* Aim of the task
Check each line for the word "Show" and give how many have it. Say nothing else.

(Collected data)
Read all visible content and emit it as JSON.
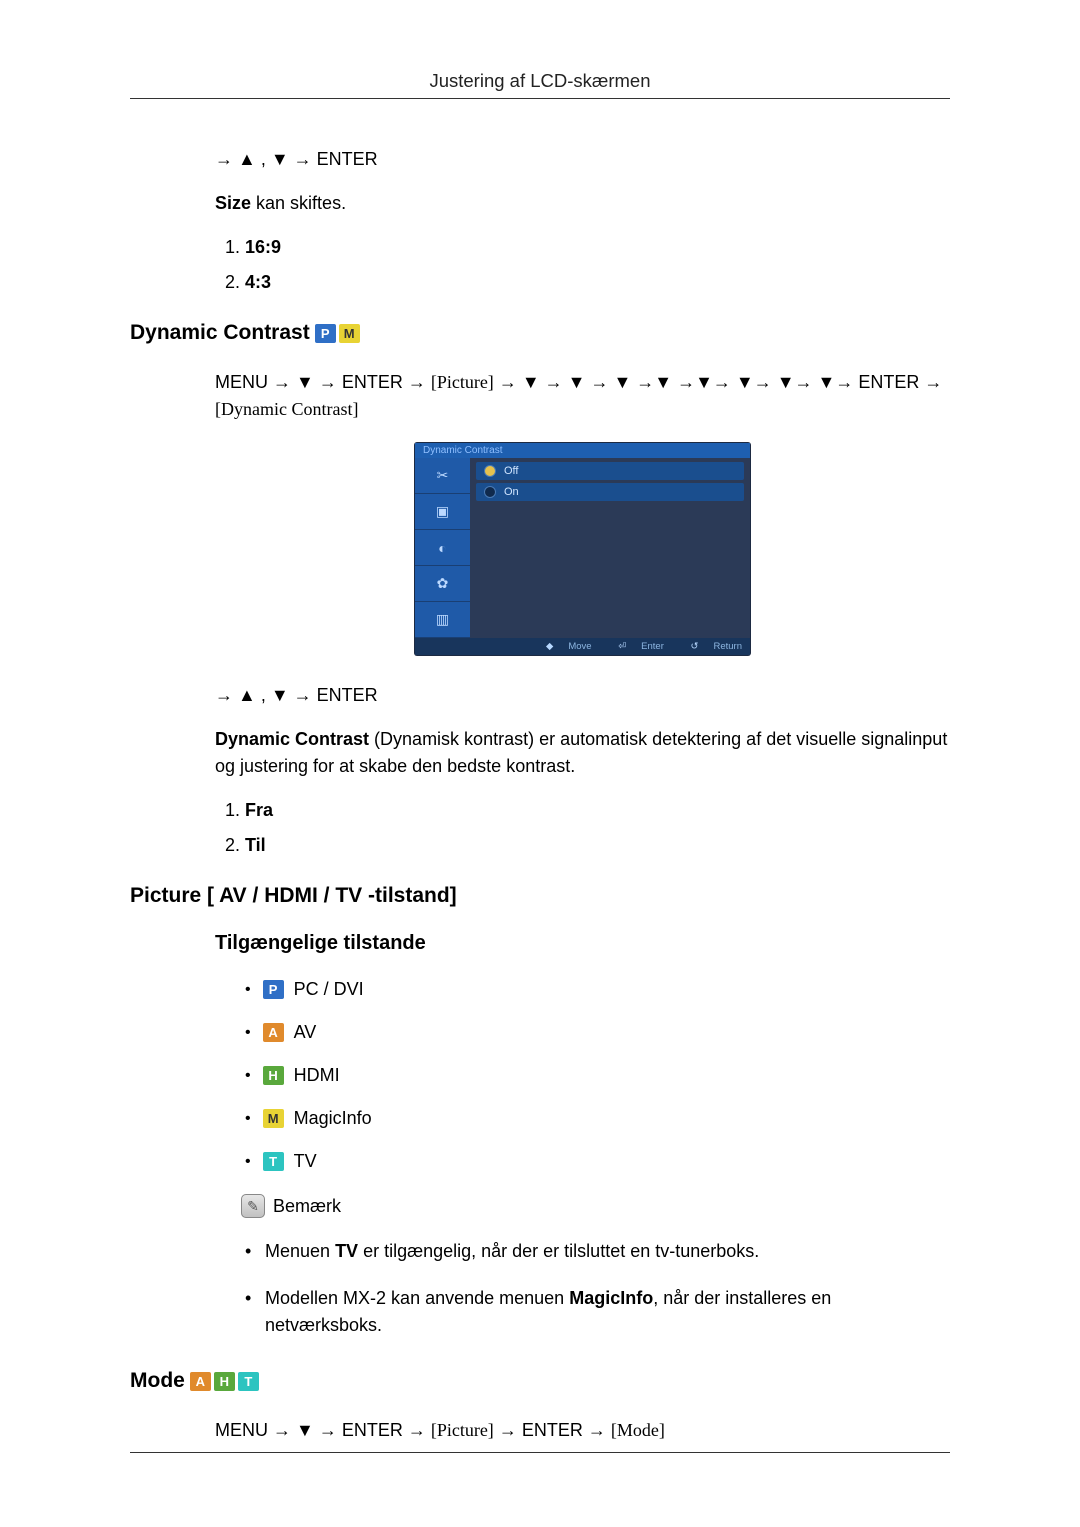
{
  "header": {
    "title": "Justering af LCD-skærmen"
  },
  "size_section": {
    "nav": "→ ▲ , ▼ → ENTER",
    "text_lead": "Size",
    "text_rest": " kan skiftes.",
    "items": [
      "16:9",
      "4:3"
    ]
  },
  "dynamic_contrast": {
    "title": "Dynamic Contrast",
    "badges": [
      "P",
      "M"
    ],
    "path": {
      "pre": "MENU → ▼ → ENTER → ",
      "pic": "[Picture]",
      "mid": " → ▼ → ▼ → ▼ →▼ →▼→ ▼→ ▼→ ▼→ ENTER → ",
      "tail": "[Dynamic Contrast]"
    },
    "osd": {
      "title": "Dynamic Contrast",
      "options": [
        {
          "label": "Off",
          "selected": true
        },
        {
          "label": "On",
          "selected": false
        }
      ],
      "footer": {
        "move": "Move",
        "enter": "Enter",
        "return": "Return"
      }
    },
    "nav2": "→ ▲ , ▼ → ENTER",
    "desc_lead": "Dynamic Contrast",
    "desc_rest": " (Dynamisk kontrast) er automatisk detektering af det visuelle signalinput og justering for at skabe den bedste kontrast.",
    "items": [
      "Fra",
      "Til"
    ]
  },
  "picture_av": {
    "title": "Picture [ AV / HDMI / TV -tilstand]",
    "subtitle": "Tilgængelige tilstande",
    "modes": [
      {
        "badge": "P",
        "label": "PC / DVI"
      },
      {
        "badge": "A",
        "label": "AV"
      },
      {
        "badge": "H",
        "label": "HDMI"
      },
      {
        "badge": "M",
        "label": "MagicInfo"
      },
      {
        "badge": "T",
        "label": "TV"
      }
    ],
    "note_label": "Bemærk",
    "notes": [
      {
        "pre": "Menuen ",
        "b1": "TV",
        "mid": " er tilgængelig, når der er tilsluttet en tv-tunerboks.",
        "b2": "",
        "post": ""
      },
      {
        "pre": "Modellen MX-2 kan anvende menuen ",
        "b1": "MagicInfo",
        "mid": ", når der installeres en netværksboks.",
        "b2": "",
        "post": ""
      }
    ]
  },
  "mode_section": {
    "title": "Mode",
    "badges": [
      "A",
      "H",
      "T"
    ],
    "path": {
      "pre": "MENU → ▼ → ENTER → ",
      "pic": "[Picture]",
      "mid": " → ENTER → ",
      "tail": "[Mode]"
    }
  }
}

* * *

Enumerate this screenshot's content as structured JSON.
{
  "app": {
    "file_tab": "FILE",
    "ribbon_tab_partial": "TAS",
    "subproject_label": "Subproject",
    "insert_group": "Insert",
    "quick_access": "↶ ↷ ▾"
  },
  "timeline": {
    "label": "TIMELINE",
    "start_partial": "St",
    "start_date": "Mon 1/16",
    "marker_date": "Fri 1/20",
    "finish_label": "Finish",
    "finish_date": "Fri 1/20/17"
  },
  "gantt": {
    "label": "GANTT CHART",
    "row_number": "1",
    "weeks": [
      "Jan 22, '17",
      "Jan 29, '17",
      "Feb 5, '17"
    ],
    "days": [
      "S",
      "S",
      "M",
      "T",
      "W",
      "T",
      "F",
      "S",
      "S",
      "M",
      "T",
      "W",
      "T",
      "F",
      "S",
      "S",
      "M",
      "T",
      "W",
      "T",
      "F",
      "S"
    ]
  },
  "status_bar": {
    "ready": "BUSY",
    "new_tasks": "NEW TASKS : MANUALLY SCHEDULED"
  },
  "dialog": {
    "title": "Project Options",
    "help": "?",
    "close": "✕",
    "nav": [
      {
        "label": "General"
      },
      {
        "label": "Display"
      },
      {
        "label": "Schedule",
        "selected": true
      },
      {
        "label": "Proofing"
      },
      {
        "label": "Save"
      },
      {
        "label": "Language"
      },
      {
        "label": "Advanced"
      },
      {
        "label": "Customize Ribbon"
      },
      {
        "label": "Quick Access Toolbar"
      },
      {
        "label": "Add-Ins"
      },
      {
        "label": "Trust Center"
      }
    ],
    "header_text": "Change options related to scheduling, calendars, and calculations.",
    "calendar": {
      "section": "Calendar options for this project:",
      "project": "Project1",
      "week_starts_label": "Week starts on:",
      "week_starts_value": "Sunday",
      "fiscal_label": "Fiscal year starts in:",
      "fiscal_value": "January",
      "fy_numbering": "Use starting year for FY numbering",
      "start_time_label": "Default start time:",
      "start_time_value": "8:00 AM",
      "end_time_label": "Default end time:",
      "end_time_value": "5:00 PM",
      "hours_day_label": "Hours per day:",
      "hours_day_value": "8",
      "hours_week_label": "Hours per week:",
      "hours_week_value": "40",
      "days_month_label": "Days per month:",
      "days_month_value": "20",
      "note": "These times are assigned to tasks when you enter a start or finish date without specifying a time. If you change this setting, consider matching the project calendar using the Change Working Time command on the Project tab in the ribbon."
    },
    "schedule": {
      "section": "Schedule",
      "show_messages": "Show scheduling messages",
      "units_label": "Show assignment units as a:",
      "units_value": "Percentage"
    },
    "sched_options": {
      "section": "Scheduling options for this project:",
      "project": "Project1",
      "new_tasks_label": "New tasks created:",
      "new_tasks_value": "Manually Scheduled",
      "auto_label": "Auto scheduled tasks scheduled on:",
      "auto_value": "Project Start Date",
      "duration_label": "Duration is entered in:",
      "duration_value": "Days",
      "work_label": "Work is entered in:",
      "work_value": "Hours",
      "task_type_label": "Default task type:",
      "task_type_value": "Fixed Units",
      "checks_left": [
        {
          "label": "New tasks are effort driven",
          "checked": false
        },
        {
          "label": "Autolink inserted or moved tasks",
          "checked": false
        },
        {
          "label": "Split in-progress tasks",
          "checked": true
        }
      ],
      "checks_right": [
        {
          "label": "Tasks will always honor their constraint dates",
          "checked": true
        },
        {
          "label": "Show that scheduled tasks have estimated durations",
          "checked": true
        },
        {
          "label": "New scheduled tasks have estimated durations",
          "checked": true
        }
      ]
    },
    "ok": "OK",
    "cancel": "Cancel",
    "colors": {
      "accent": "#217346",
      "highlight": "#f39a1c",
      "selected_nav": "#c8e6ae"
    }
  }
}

* Answer below
3